EXERCISE PROMPT | Records follow. Pull out every line that contains "EHCP".

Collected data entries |
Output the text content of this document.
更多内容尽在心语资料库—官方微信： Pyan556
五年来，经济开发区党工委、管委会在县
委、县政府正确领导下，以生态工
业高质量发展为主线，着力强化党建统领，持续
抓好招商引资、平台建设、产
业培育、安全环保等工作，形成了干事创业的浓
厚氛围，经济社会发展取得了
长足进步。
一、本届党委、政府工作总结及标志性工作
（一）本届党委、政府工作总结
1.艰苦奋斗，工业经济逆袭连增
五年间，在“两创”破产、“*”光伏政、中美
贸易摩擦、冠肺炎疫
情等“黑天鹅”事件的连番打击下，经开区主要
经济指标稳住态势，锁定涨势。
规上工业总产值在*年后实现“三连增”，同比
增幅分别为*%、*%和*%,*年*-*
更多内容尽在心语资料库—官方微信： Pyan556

==

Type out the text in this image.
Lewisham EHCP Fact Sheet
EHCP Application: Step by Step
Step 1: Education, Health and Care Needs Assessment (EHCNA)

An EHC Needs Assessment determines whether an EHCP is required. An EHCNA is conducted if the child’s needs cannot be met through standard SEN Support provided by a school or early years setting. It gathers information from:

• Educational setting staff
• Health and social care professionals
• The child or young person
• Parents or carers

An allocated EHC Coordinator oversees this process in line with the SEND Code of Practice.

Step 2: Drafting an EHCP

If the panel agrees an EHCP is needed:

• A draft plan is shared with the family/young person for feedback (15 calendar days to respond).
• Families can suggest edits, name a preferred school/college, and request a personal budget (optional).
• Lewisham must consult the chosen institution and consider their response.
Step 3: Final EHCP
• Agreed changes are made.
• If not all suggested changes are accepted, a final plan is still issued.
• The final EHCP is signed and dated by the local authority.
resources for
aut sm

WRITTEN REPLY |
Lewisham EHCP Fact Sheet
EHCP Application: Step by Step
An EHC Needs Assessment determines whether an EHCP is required. An EHCNA is conducted if the child’s needs cannot be met through standard SEN Support provided by a school or early years setting. It gathers information from:
Step 2: Drafting an EHCP
If the panel agrees an EHCP is needed:
Step 3: Final EHCP
• The final EHCP is signed and dated by the local authority.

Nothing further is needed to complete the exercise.